Aim of the exercise. Copy the records below exactly, leaving out any pictures.
==========
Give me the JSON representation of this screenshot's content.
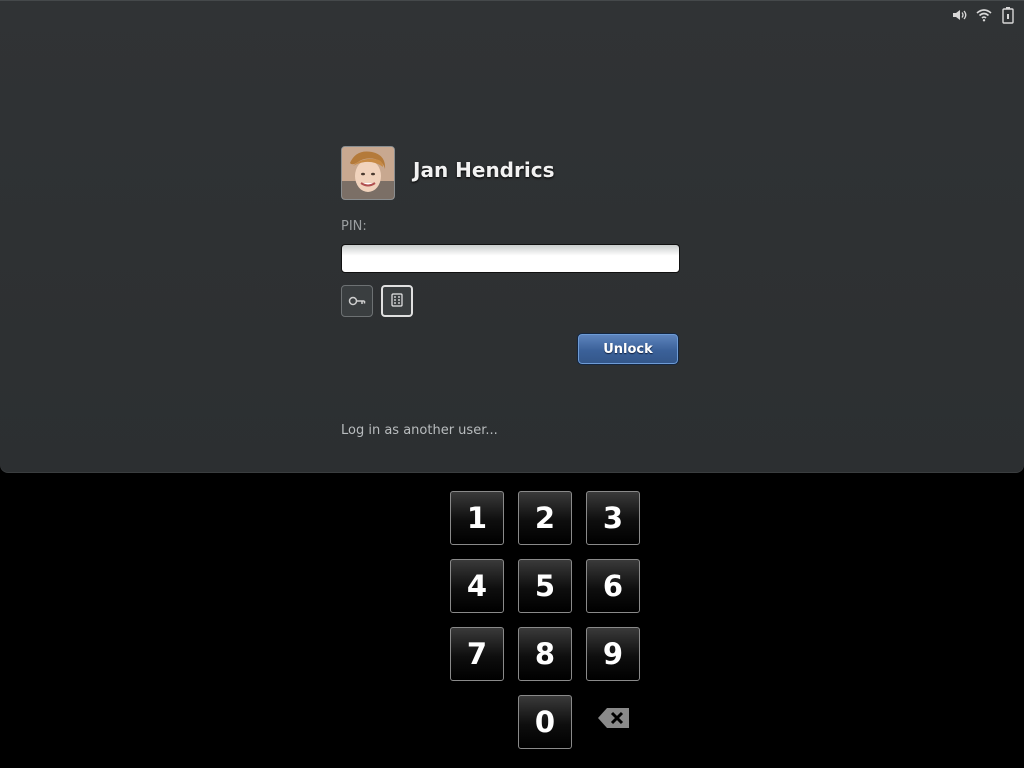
{
  "status_icons": [
    "volume-icon",
    "wifi-icon",
    "battery-icon"
  ],
  "user": {
    "name": "Jan Hendrics"
  },
  "login": {
    "pin_label": "PIN:",
    "pin_value": "",
    "unlock_label": "Unlock",
    "other_user_label": "Log in as another user..."
  },
  "auth_methods": [
    "password-key-icon",
    "pin-keypad-icon"
  ],
  "keypad": {
    "keys": [
      "1",
      "2",
      "3",
      "4",
      "5",
      "6",
      "7",
      "8",
      "9",
      "0"
    ],
    "backspace_icon": "backspace-icon"
  },
  "colors": {
    "panel": "#2e3133",
    "accent": "#3b6199",
    "background": "#000000"
  }
}
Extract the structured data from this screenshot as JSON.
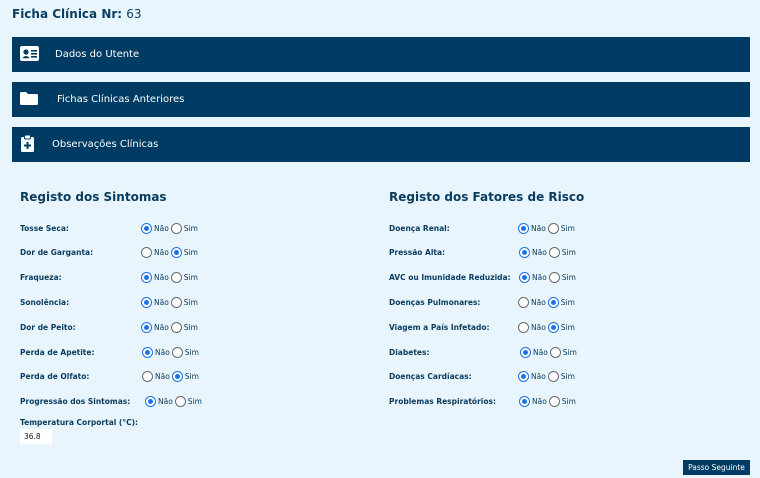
{
  "header": {
    "title": "Ficha Clínica Nr:",
    "number": "63"
  },
  "accordion": [
    {
      "label": "Dados do Utente",
      "icon": "id-card-icon"
    },
    {
      "label": "Fichas Clínicas Anteriores",
      "icon": "folder-icon"
    },
    {
      "label": "Observações Clínicas",
      "icon": "clipboard-plus-icon"
    }
  ],
  "options": {
    "no": "Não",
    "yes": "Sim"
  },
  "symptoms": {
    "title": "Registo dos Sintomas",
    "items": [
      {
        "label": "Tosse Seca:",
        "selected": "no"
      },
      {
        "label": "Dor de Garganta:",
        "selected": "yes"
      },
      {
        "label": "Fraqueza:",
        "selected": "no"
      },
      {
        "label": "Sonolência:",
        "selected": "no"
      },
      {
        "label": "Dor de Peito:",
        "selected": "no"
      },
      {
        "label": "Perda de Apetite:",
        "selected": "no"
      },
      {
        "label": "Perda de Olfato:",
        "selected": "yes"
      },
      {
        "label": "Progressão dos Sintomas:",
        "selected": "no"
      }
    ],
    "temperature_label": "Temperatura Corportal (°C):",
    "temperature_value": "36.8"
  },
  "risk_factors": {
    "title": "Registo dos Fatores de Risco",
    "items": [
      {
        "label": "Doença Renal:",
        "selected": "no"
      },
      {
        "label": "Pressão Alta:",
        "selected": "no"
      },
      {
        "label": "AVC ou Imunidade Reduzida:",
        "selected": "no"
      },
      {
        "label": "Doenças Pulmonares:",
        "selected": "yes"
      },
      {
        "label": "Viagem a País Infetado:",
        "selected": "yes"
      },
      {
        "label": "Diabetes:",
        "selected": "no"
      },
      {
        "label": "Doenças Cardíacas:",
        "selected": "no"
      },
      {
        "label": "Problemas Respiratórios:",
        "selected": "no"
      }
    ]
  },
  "footer": {
    "next_label": "Passo Seguinte"
  },
  "colors": {
    "primary": "#003b63",
    "background": "#e9f5fd",
    "radio_active": "#1a73e8"
  }
}
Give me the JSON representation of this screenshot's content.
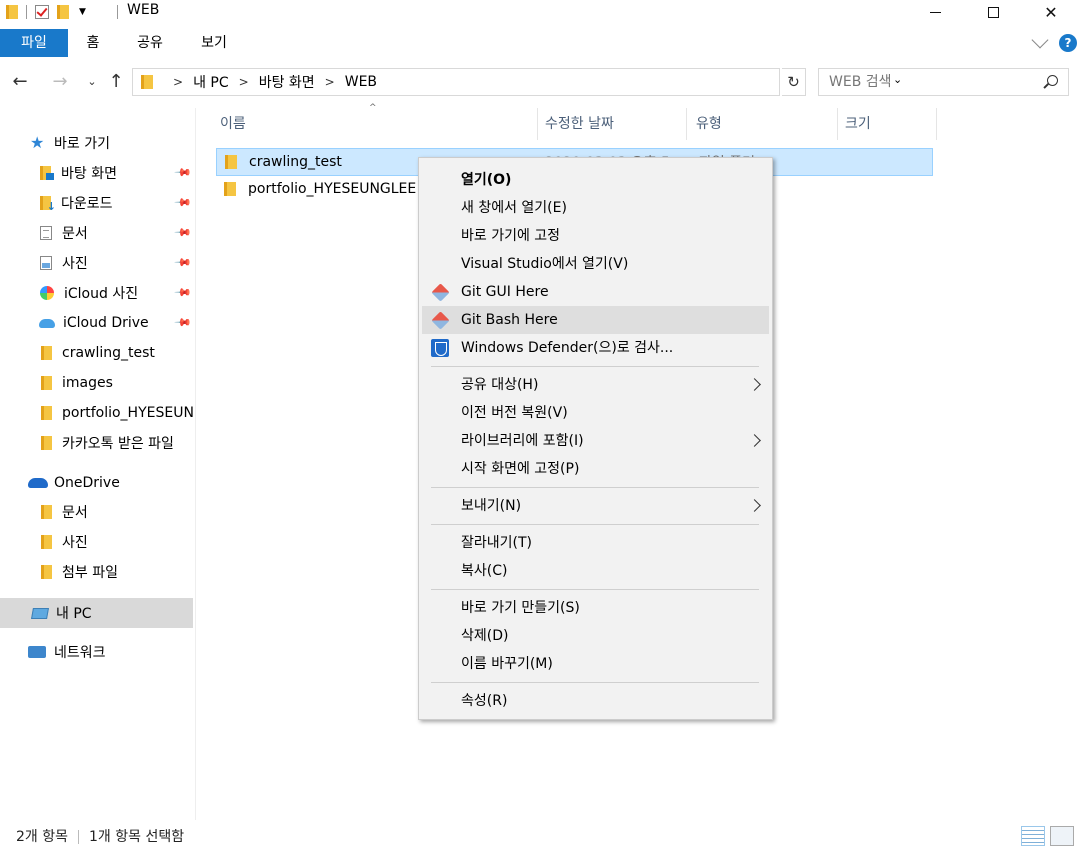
{
  "window": {
    "title": "WEB",
    "help": "?"
  },
  "ribbon": {
    "tabs": [
      "파일",
      "홈",
      "공유",
      "보기"
    ]
  },
  "address": {
    "crumbs": [
      "내 PC",
      "바탕 화면",
      "WEB"
    ],
    "search_placeholder": "WEB 검색"
  },
  "nav": {
    "items": [
      {
        "label": "바로 가기",
        "icon": "star-icon"
      },
      {
        "label": "바탕 화면",
        "icon": "desktop-folder-icon",
        "pinned": true
      },
      {
        "label": "다운로드",
        "icon": "download-folder-icon",
        "pinned": true
      },
      {
        "label": "문서",
        "icon": "document-icon",
        "pinned": true
      },
      {
        "label": "사진",
        "icon": "picture-icon",
        "pinned": true
      },
      {
        "label": "iCloud 사진",
        "icon": "icloud-photos-icon",
        "pinned": true
      },
      {
        "label": "iCloud Drive",
        "icon": "icloud-drive-icon",
        "pinned": true
      },
      {
        "label": "crawling_test",
        "icon": "folder-icon"
      },
      {
        "label": "images",
        "icon": "folder-icon"
      },
      {
        "label": "portfolio_HYESEUN",
        "icon": "folder-icon"
      },
      {
        "label": "카카오톡 받은 파일",
        "icon": "folder-icon"
      },
      {
        "label": "OneDrive",
        "icon": "onedrive-icon"
      },
      {
        "label": "문서",
        "icon": "folder-icon"
      },
      {
        "label": "사진",
        "icon": "folder-icon"
      },
      {
        "label": "첨부 파일",
        "icon": "folder-icon"
      },
      {
        "label": "내 PC",
        "icon": "pc-icon",
        "selected": true
      },
      {
        "label": "네트워크",
        "icon": "network-icon"
      }
    ]
  },
  "filelist": {
    "columns": [
      "이름",
      "수정한 날짜",
      "유형",
      "크기"
    ],
    "rows": [
      {
        "name": "crawling_test",
        "date": "2020-03-03 오후 5...",
        "type": "파일 폴더",
        "selected": true
      },
      {
        "name": "portfolio_HYESEUNGLEE",
        "date": "",
        "type": ""
      }
    ]
  },
  "context_menu": {
    "items": [
      {
        "label": "열기(O)",
        "bold": true
      },
      {
        "label": "새 창에서 열기(E)"
      },
      {
        "label": "바로 가기에 고정"
      },
      {
        "label": "Visual Studio에서 열기(V)"
      },
      {
        "label": "Git GUI Here",
        "icon": "git-icon"
      },
      {
        "label": "Git Bash Here",
        "icon": "git-icon",
        "hover": true
      },
      {
        "label": "Windows Defender(으)로 검사...",
        "icon": "windows-defender-icon"
      },
      {
        "label": "공유 대상(H)",
        "submenu": true
      },
      {
        "label": "이전 버전 복원(V)"
      },
      {
        "label": "라이브러리에 포함(I)",
        "submenu": true
      },
      {
        "label": "시작 화면에 고정(P)"
      },
      {
        "label": "보내기(N)",
        "submenu": true
      },
      {
        "label": "잘라내기(T)"
      },
      {
        "label": "복사(C)"
      },
      {
        "label": "바로 가기 만들기(S)"
      },
      {
        "label": "삭제(D)"
      },
      {
        "label": "이름 바꾸기(M)"
      },
      {
        "label": "속성(R)"
      }
    ]
  },
  "status": {
    "count": "2개 항목",
    "selected": "1개 항목 선택함"
  },
  "colors": {
    "accent": "#1979ca",
    "selection": "#cce8ff",
    "menu_bg": "#f2f2f2",
    "menu_hover": "#dedede"
  }
}
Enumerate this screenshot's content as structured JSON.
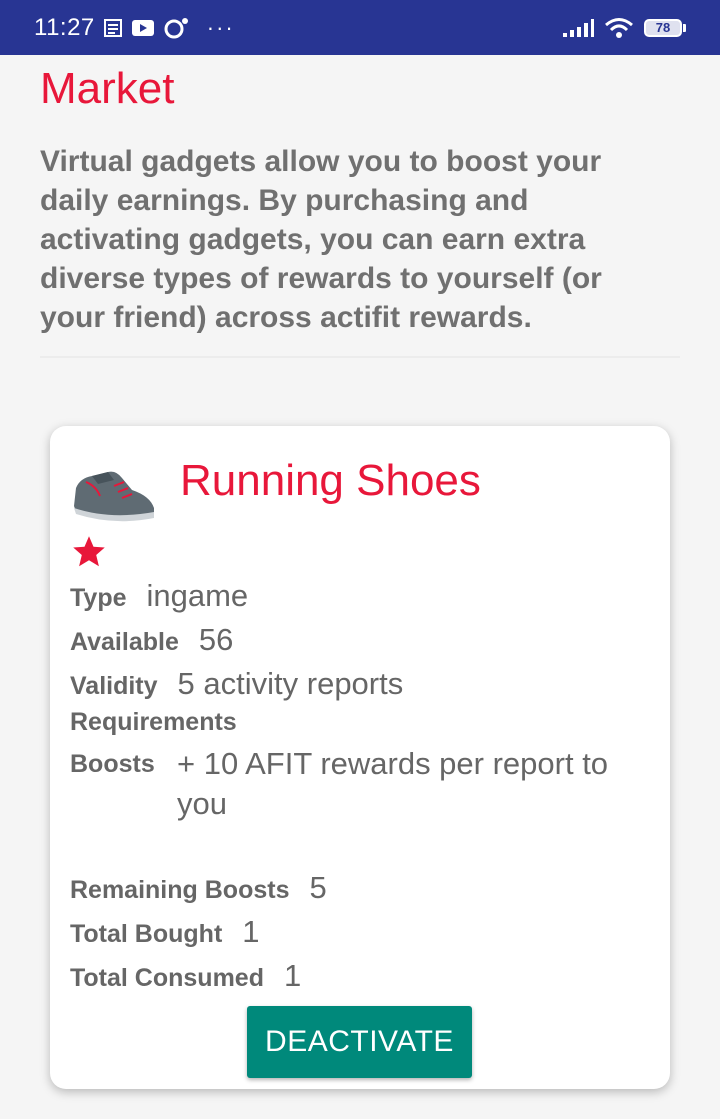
{
  "status_bar": {
    "time": "11:27",
    "battery": "78",
    "icons": [
      "notes-icon",
      "video-icon",
      "circle-dot-icon",
      "more-dots-icon",
      "signal-icon",
      "wifi-icon",
      "battery-icon"
    ],
    "more": "···"
  },
  "page": {
    "title": "Market",
    "intro": "Virtual gadgets allow you to boost your daily earnings. By purchasing and activating gadgets, you can earn extra diverse types of rewards to yourself (or your friend) across actifit rewards."
  },
  "gadget": {
    "name": "Running Shoes",
    "icon": "shoe-icon",
    "rating_icon": "star-icon",
    "accent_color": "#e8173a",
    "type_label": "Type",
    "type_value": "ingame",
    "available_label": "Available",
    "available_value": "56",
    "validity_label": "Validity",
    "validity_value": "5 activity reports",
    "requirements_label": "Requirements",
    "boosts_label": "Boosts",
    "boosts_value": "+ 10 AFIT rewards per report to you",
    "remaining_label": "Remaining Boosts",
    "remaining_value": "5",
    "bought_label": "Total Bought",
    "bought_value": "1",
    "consumed_label": "Total Consumed",
    "consumed_value": "1",
    "button_label": "DEACTIVATE",
    "button_color": "#00897b"
  }
}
==========
Solution.
Give me the JSON representation of this screenshot's content.
{
  "status_icons": [
    "volume-icon",
    "wifi-icon",
    "battery-icon"
  ],
  "user": {
    "name": "Jan Hendrics"
  },
  "login": {
    "pin_label": "PIN:",
    "pin_value": "",
    "unlock_label": "Unlock",
    "other_user_label": "Log in as another user..."
  },
  "auth_methods": [
    "password-key-icon",
    "pin-keypad-icon"
  ],
  "keypad": {
    "keys": [
      "1",
      "2",
      "3",
      "4",
      "5",
      "6",
      "7",
      "8",
      "9",
      "0"
    ],
    "backspace_icon": "backspace-icon"
  },
  "colors": {
    "panel": "#2e3133",
    "accent": "#3b6199",
    "background": "#000000"
  }
}
Extract the structured data from this screenshot as JSON.
{
  "header": {
    "title": "Ficha Clínica Nr:",
    "number": "63"
  },
  "accordion": [
    {
      "label": "Dados do Utente",
      "icon": "id-card-icon"
    },
    {
      "label": "Fichas Clínicas Anteriores",
      "icon": "folder-icon"
    },
    {
      "label": "Observações Clínicas",
      "icon": "clipboard-plus-icon"
    }
  ],
  "options": {
    "no": "Não",
    "yes": "Sim"
  },
  "symptoms": {
    "title": "Registo dos Sintomas",
    "items": [
      {
        "label": "Tosse Seca:",
        "selected": "no"
      },
      {
        "label": "Dor de Garganta:",
        "selected": "yes"
      },
      {
        "label": "Fraqueza:",
        "selected": "no"
      },
      {
        "label": "Sonolência:",
        "selected": "no"
      },
      {
        "label": "Dor de Peito:",
        "selected": "no"
      },
      {
        "label": "Perda de Apetite:",
        "selected": "no"
      },
      {
        "label": "Perda de Olfato:",
        "selected": "yes"
      },
      {
        "label": "Progressão dos Sintomas:",
        "selected": "no"
      }
    ],
    "temperature_label": "Temperatura Corportal (°C):",
    "temperature_value": "36.8"
  },
  "risk_factors": {
    "title": "Registo dos Fatores de Risco",
    "items": [
      {
        "label": "Doença Renal:",
        "selected": "no"
      },
      {
        "label": "Pressão Alta:",
        "selected": "no"
      },
      {
        "label": "AVC ou Imunidade Reduzida:",
        "selected": "no"
      },
      {
        "label": "Doenças Pulmonares:",
        "selected": "yes"
      },
      {
        "label": "Viagem a País Infetado:",
        "selected": "yes"
      },
      {
        "label": "Diabetes:",
        "selected": "no"
      },
      {
        "label": "Doenças Cardíacas:",
        "selected": "no"
      },
      {
        "label": "Problemas Respiratórios:",
        "selected": "no"
      }
    ]
  },
  "footer": {
    "next_label": "Passo Seguinte"
  },
  "colors": {
    "primary": "#003b63",
    "background": "#e9f5fd",
    "radio_active": "#1a73e8"
  }
}
Give me the JSON representation of this screenshot's content.
{
  "window": {
    "title": "WEB",
    "help": "?"
  },
  "ribbon": {
    "tabs": [
      "파일",
      "홈",
      "공유",
      "보기"
    ]
  },
  "address": {
    "crumbs": [
      "내 PC",
      "바탕 화면",
      "WEB"
    ],
    "search_placeholder": "WEB 검색"
  },
  "nav": {
    "items": [
      {
        "label": "바로 가기",
        "icon": "star-icon"
      },
      {
        "label": "바탕 화면",
        "icon": "desktop-folder-icon",
        "pinned": true
      },
      {
        "label": "다운로드",
        "icon": "download-folder-icon",
        "pinned": true
      },
      {
        "label": "문서",
        "icon": "document-icon",
        "pinned": true
      },
      {
        "label": "사진",
        "icon": "picture-icon",
        "pinned": true
      },
      {
        "label": "iCloud 사진",
        "icon": "icloud-photos-icon",
        "pinned": true
      },
      {
        "label": "iCloud Drive",
        "icon": "icloud-drive-icon",
        "pinned": true
      },
      {
        "label": "crawling_test",
        "icon": "folder-icon"
      },
      {
        "label": "images",
        "icon": "folder-icon"
      },
      {
        "label": "portfolio_HYESEUN",
        "icon": "folder-icon"
      },
      {
        "label": "카카오톡 받은 파일",
        "icon": "folder-icon"
      },
      {
        "label": "OneDrive",
        "icon": "onedrive-icon"
      },
      {
        "label": "문서",
        "icon": "folder-icon"
      },
      {
        "label": "사진",
        "icon": "folder-icon"
      },
      {
        "label": "첨부 파일",
        "icon": "folder-icon"
      },
      {
        "label": "내 PC",
        "icon": "pc-icon",
        "selected": true
      },
      {
        "label": "네트워크",
        "icon": "network-icon"
      }
    ]
  },
  "filelist": {
    "columns": [
      "이름",
      "수정한 날짜",
      "유형",
      "크기"
    ],
    "rows": [
      {
        "name": "crawling_test",
        "date": "2020-03-03 오후 5...",
        "type": "파일 폴더",
        "selected": true
      },
      {
        "name": "portfolio_HYESEUNGLEE",
        "date": "",
        "type": ""
      }
    ]
  },
  "context_menu": {
    "items": [
      {
        "label": "열기(O)",
        "bold": true
      },
      {
        "label": "새 창에서 열기(E)"
      },
      {
        "label": "바로 가기에 고정"
      },
      {
        "label": "Visual Studio에서 열기(V)"
      },
      {
        "label": "Git GUI Here",
        "icon": "git-icon"
      },
      {
        "label": "Git Bash Here",
        "icon": "git-icon",
        "hover": true
      },
      {
        "label": "Windows Defender(으)로 검사...",
        "icon": "windows-defender-icon"
      },
      {
        "label": "공유 대상(H)",
        "submenu": true
      },
      {
        "label": "이전 버전 복원(V)"
      },
      {
        "label": "라이브러리에 포함(I)",
        "submenu": true
      },
      {
        "label": "시작 화면에 고정(P)"
      },
      {
        "label": "보내기(N)",
        "submenu": true
      },
      {
        "label": "잘라내기(T)"
      },
      {
        "label": "복사(C)"
      },
      {
        "label": "바로 가기 만들기(S)"
      },
      {
        "label": "삭제(D)"
      },
      {
        "label": "이름 바꾸기(M)"
      },
      {
        "label": "속성(R)"
      }
    ]
  },
  "status": {
    "count": "2개 항목",
    "selected": "1개 항목 선택함"
  },
  "colors": {
    "accent": "#1979ca",
    "selection": "#cce8ff",
    "menu_bg": "#f2f2f2",
    "menu_hover": "#dedede"
  }
}
Enumerate this screenshot's content as structured JSON.
{
  "status_bar": {
    "time": "11:27",
    "battery": "78",
    "icons": [
      "notes-icon",
      "video-icon",
      "circle-dot-icon",
      "more-dots-icon",
      "signal-icon",
      "wifi-icon",
      "battery-icon"
    ],
    "more": "···"
  },
  "page": {
    "title": "Market",
    "intro": "Virtual gadgets allow you to boost your daily earnings. By purchasing and activating gadgets, you can earn extra diverse types of rewards to yourself (or your friend) across actifit rewards."
  },
  "gadget": {
    "name": "Running Shoes",
    "icon": "shoe-icon",
    "rating_icon": "star-icon",
    "accent_color": "#e8173a",
    "type_label": "Type",
    "type_value": "ingame",
    "available_label": "Available",
    "available_value": "56",
    "validity_label": "Validity",
    "validity_value": "5 activity reports",
    "requirements_label": "Requirements",
    "boosts_label": "Boosts",
    "boosts_value": "+ 10 AFIT rewards per report to you",
    "remaining_label": "Remaining Boosts",
    "remaining_value": "5",
    "bought_label": "Total Bought",
    "bought_value": "1",
    "consumed_label": "Total Consumed",
    "consumed_value": "1",
    "button_label": "DEACTIVATE",
    "button_color": "#00897b"
  }
}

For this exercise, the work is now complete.